(Figure data in JSON)
● ● ● ●

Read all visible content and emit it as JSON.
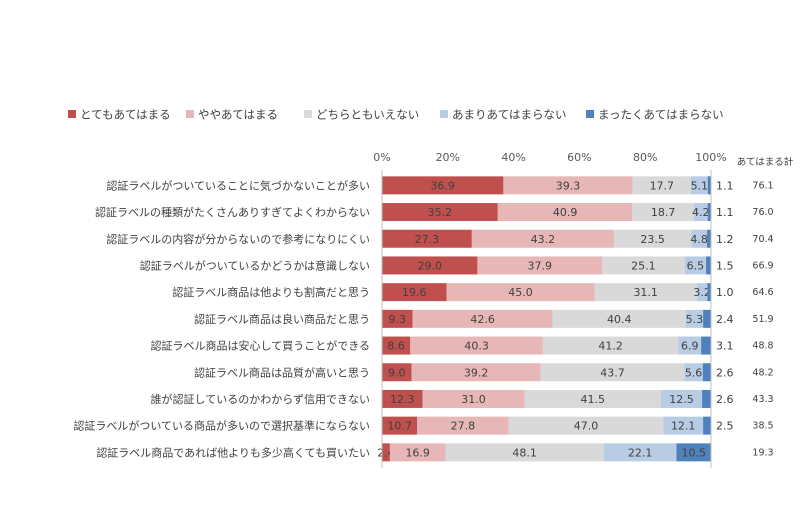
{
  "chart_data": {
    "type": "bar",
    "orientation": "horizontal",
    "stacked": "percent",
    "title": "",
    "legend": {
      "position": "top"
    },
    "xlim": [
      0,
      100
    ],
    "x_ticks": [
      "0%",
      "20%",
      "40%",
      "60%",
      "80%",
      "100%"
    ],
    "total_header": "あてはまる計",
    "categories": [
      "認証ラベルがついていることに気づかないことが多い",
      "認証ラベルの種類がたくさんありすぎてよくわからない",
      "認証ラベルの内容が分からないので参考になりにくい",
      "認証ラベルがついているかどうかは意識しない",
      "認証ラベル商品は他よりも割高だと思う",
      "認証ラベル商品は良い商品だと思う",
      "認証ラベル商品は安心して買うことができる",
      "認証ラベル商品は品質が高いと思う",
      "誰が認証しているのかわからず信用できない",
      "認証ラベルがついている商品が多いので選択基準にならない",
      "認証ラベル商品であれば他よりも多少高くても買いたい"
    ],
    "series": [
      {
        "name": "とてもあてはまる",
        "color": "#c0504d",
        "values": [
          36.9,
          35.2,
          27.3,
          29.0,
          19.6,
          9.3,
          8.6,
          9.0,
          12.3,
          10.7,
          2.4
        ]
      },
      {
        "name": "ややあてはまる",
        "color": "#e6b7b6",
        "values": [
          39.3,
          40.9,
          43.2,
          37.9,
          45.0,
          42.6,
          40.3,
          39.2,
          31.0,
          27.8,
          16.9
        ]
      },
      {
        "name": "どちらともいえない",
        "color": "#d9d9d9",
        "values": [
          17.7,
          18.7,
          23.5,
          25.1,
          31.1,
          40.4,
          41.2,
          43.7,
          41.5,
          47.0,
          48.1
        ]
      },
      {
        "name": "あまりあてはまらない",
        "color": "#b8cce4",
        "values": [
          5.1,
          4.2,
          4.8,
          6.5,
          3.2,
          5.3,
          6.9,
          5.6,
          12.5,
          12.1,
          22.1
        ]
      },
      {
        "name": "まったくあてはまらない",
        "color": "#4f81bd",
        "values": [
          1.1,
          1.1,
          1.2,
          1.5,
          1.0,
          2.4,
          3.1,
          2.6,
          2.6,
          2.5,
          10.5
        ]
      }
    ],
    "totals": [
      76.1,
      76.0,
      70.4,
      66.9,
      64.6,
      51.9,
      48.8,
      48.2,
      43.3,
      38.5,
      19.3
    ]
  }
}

● ● ● ●

Required work: State the count of lines holding the string "name" in the listing above, and nothing else.

Exercise response: 5